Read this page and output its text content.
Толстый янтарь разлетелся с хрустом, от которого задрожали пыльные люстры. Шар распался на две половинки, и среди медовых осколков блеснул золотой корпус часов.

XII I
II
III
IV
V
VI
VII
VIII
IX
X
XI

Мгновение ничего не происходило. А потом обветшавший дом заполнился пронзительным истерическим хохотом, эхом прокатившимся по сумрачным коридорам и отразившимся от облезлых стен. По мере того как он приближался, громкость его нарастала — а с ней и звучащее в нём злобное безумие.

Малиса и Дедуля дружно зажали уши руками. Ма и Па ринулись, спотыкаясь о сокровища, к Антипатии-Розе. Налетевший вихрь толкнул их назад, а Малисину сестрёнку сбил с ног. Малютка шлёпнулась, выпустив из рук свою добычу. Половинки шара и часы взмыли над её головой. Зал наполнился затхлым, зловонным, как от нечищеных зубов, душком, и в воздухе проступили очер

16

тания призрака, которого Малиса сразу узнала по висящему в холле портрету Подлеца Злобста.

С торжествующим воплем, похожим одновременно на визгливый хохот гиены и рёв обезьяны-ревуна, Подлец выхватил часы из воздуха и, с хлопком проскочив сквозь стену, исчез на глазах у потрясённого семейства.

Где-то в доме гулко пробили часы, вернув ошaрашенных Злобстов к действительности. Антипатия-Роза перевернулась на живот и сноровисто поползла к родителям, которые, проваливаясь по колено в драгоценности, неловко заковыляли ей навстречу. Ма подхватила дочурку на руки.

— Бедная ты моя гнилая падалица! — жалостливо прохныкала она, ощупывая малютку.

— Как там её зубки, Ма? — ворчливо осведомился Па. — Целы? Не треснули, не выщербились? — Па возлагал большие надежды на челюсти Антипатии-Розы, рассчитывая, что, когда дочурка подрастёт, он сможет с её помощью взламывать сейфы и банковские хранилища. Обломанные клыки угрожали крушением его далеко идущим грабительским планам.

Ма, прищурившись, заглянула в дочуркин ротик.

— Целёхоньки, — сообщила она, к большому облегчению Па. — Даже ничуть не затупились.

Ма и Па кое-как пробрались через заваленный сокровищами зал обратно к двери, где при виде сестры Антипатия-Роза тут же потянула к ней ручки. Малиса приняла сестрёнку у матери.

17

====================

**TO DO**
Search the listing for the word "Антипатия" and return each line that holds it.

**RESPONSE BELOW**
Где-то в доме гулко пробили часы, вернув ошaрашенных Злобстов к действительности. Антипатия-Роза перевернулась на живот и сноровисто поползла к родителям, которые, проваливаясь по колено в драгоценности, неловко заковыляли ей навстречу. Ма подхватила дочурку на руки.
Ма и Па кое-как пробрались через заваленный сокровищами зал обратно к двери, где при виде сестры Антипатия-Роза тут же потянула к ней ручки. Малиса приняла сестрёнку у матери.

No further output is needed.